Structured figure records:
┌──

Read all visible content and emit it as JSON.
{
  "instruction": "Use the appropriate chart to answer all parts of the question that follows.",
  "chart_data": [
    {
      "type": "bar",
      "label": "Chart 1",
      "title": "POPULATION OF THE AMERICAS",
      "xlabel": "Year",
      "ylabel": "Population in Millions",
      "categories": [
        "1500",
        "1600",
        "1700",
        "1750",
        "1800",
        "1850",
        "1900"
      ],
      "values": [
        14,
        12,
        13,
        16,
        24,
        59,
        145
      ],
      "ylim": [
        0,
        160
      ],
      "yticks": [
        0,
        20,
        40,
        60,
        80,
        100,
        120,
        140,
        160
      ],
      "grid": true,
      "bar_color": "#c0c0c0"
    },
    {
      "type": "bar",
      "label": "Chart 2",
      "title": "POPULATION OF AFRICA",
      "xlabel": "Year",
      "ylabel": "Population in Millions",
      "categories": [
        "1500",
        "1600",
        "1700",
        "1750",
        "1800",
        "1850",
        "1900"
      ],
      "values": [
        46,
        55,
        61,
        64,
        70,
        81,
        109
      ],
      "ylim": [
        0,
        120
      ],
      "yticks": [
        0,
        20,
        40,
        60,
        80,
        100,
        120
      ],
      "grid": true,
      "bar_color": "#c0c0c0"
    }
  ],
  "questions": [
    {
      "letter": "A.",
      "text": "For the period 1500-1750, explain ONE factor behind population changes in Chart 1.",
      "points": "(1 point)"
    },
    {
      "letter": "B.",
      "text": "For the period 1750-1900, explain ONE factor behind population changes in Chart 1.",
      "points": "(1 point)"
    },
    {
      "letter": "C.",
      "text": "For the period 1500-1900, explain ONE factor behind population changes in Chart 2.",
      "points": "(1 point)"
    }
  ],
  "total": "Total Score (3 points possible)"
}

└──

**Exercise instructions:**
Identify every line above that includes the word "factor", and show those lines.

**Final answer:**
      "text": "For the period 1500-1750, explain ONE factor behind population changes in Chart 1.",
      "text": "For the period 1750-1900, explain ONE factor behind population changes in Chart 1.",
      "text": "For the period 1500-1900, explain ONE factor behind population changes in Chart 2.",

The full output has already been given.